WHAT IS ASKED:
Print the whole listing exactly.

Data entries:
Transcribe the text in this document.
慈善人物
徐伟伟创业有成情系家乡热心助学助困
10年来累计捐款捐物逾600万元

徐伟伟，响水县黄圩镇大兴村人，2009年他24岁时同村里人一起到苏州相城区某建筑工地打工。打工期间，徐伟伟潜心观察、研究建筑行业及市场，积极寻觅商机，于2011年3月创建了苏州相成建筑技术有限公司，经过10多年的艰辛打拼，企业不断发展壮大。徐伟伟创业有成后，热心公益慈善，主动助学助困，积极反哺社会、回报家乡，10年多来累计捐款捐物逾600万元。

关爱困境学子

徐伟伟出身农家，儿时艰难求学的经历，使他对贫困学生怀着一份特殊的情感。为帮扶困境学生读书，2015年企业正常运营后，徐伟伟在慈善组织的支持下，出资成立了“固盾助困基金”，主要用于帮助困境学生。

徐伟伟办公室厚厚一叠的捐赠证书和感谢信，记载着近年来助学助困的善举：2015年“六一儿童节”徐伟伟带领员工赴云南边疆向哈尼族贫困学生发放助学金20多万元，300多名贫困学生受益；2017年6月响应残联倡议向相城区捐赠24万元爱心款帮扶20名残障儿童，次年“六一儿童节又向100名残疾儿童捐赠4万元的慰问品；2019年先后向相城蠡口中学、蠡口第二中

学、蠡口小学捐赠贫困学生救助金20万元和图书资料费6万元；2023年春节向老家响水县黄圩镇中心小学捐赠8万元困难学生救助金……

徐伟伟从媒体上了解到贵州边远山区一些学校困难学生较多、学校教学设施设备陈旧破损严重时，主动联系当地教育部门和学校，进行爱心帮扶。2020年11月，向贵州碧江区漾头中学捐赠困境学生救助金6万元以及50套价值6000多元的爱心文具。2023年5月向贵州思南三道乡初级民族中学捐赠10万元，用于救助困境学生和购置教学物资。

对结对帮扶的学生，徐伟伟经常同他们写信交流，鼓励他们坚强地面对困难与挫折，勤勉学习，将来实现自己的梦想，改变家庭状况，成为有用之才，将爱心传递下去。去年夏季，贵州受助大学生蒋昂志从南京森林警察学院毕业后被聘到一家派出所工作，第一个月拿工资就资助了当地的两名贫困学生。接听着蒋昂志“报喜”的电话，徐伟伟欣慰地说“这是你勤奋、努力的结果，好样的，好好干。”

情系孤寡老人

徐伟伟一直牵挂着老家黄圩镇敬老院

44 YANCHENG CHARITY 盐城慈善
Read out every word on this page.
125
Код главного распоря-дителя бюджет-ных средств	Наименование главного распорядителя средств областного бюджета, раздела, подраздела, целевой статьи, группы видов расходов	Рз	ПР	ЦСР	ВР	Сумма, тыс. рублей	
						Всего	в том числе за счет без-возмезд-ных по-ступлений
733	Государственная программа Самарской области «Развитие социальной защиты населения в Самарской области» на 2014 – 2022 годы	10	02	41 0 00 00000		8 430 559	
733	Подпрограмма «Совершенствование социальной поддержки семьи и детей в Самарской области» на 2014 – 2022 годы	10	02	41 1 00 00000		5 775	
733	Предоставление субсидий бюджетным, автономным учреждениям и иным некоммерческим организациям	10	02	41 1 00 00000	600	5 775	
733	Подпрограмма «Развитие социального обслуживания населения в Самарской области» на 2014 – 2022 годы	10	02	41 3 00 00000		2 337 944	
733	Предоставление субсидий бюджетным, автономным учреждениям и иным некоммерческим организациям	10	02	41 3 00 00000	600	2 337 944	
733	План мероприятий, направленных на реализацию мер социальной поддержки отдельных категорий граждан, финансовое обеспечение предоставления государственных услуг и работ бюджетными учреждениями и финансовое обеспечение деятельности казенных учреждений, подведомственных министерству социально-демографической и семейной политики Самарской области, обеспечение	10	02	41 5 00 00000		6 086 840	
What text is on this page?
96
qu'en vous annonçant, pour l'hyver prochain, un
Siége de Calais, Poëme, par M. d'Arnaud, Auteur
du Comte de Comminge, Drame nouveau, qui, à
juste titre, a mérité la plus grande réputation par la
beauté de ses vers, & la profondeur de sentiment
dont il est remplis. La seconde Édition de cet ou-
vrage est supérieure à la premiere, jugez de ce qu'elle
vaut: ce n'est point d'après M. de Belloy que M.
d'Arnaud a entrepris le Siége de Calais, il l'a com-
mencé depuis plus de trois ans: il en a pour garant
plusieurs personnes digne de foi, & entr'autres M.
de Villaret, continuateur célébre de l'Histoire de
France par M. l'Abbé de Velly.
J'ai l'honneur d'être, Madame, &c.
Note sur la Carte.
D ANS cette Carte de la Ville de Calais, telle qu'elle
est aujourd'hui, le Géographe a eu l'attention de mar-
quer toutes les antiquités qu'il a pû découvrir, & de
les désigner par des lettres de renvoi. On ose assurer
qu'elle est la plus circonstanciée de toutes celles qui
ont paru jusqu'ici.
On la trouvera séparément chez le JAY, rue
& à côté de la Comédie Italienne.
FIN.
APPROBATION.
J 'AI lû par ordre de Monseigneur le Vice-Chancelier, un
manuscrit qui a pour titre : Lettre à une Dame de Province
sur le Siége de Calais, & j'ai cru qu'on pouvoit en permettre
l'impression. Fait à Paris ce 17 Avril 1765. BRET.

EXERCISE SOLUTION:
Transcribe the text in this document.
慈善人物
徐伟伟创业有成情系家乡热心助学助困
10年来累计捐款捐物逾600万元

徐伟伟，响水县黄圩镇大兴村人，2009年他24岁时同村里人一起到苏州相城区某建筑工地打工。打工期间，徐伟伟潜心观察、研究建筑行业及市场，积极寻觅商机，于2011年3月创建了苏州相成建筑技术有限公司，经过10多年的艰辛打拼，企业不断发展壮大。徐伟伟创业有成后，热心公益慈善，主动助学助困，积极反哺社会、回报家乡，10年多来累计捐款捐物逾600万元。

关爱困境学子

徐伟伟出身农家，儿时艰难求学的经历，使他对贫困学生怀着一份特殊的情感。为帮扶困境学生读书，2015年企业正常运营后，徐伟伟在慈善组织的支持下，出资成立了“固盾助困基金”，主要用于帮助困境学生。

徐伟伟办公室厚厚一叠的捐赠证书和感谢信，记载着近年来助学助困的善举：2015年“六一儿童节”徐伟伟带领员工赴云南边疆向哈尼族贫困学生发放助学金20多万元，300多名贫困学生受益；2017年6月响应残联倡议向相城区捐赠24万元爱心款帮扶20名残障儿童，次年“六一儿童节又向100名残疾儿童捐赠4万元的慰问品；2019年先后向相城蠡口中学、蠡口第二中

学、蠡口小学捐赠贫困学生救助金20万元和图书资料费6万元；2023年春节向老家响水县黄圩镇中心小学捐赠8万元困难学生救助金……

徐伟伟从媒体上了解到贵州边远山区一些学校困难学生较多、学校教学设施设备陈旧破损严重时，主动联系当地教育部门和学校，进行爱心帮扶。2020年11月，向贵州碧江区漾头中学捐赠困境学生救助金6万元以及50套价值6000多元的爱心文具。2023年5月向贵州思南三道乡初级民族中学捐赠10万元，用于救助困境学生和购置教学物资。

对结对帮扶的学生，徐伟伟经常同他们写信交流，鼓励他们坚强地面对困难与挫折，勤勉学习，将来实现自己的梦想，改变家庭状况，成为有用之才，将爱心传递下去。去年夏季，贵州受助大学生蒋昂志从南京森林警察学院毕业后被聘到一家派出所工作，第一个月拿工资就资助了当地的两名贫困学生。接听着蒋昂志“报喜”的电话，徐伟伟欣慰地说“这是你勤奋、努力的结果，好样的，好好干。”

情系孤寡老人

徐伟伟一直牵挂着老家黄圩镇敬老院

44 YANCHENG CHARITY 盐城慈善
Read out every word on this page.
125
Код главного распоря-дителя бюджет-ных средств	Наименование главного распорядителя средств областного бюджета, раздела, подраздела, целевой статьи, группы видов расходов	Рз	ПР	ЦСР	ВР	Сумма, тыс. рублей	
						Всего	в том числе за счет без-возмезд-ных по-ступлений
733	Государственная программа Самарской области «Развитие социальной защиты населения в Самарской области» на 2014 – 2022 годы	10	02	41 0 00 00000		8 430 559	
733	Подпрограмма «Совершенствование социальной поддержки семьи и детей в Самарской области» на 2014 – 2022 годы	10	02	41 1 00 00000		5 775	
733	Предоставление субсидий бюджетным, автономным учреждениям и иным некоммерческим организациям	10	02	41 1 00 00000	600	5 775	
733	Подпрограмма «Развитие социального обслуживания населения в Самарской области» на 2014 – 2022 годы	10	02	41 3 00 00000		2 337 944	
733	Предоставление субсидий бюджетным, автономным учреждениям и иным некоммерческим организациям	10	02	41 3 00 00000	600	2 337 944	
733	План мероприятий, направленных на реализацию мер социальной поддержки отдельных категорий граждан, финансовое обеспечение предоставления государственных услуг и работ бюджетными учреждениями и финансовое обеспечение деятельности казенных учреждений, подведомственных министерству социально-демографической и семейной политики Самарской области, обеспечение	10	02	41 5 00 00000		6 086 840	
What text is on this page?
96
qu'en vous annonçant, pour l'hyver prochain, un
Siége de Calais, Poëme, par M. d'Arnaud, Auteur
du Comte de Comminge, Drame nouveau, qui, à
juste titre, a mérité la plus grande réputation par la
beauté de ses vers, & la profondeur de sentiment
dont il est remplis. La seconde Édition de cet ou-
vrage est supérieure à la premiere, jugez de ce qu'elle
vaut: ce n'est point d'après M. de Belloy que M.
d'Arnaud a entrepris le Siége de Calais, il l'a com-
mencé depuis plus de trois ans: il en a pour garant
plusieurs personnes digne de foi, & entr'autres M.
de Villaret, continuateur célébre de l'Histoire de
France par M. l'Abbé de Velly.
J'ai l'honneur d'être, Madame, &c.
Note sur la Carte.
D ANS cette Carte de la Ville de Calais, telle qu'elle
est aujourd'hui, le Géographe a eu l'attention de mar-
quer toutes les antiquités qu'il a pû découvrir, & de
les désigner par des lettres de renvoi. On ose assurer
qu'elle est la plus circonstanciée de toutes celles qui
ont paru jusqu'ici.
On la trouvera séparément chez le JAY, rue
& à côté de la Comédie Italienne.
FIN.
APPROBATION.
J 'AI lû par ordre de Monseigneur le Vice-Chancelier, un
manuscrit qui a pour titre : Lettre à une Dame de Province
sur le Siége de Calais, & j'ai cru qu'on pouvoit en permettre
l'impression. Fait à Paris ce 17 Avril 1765. BRET.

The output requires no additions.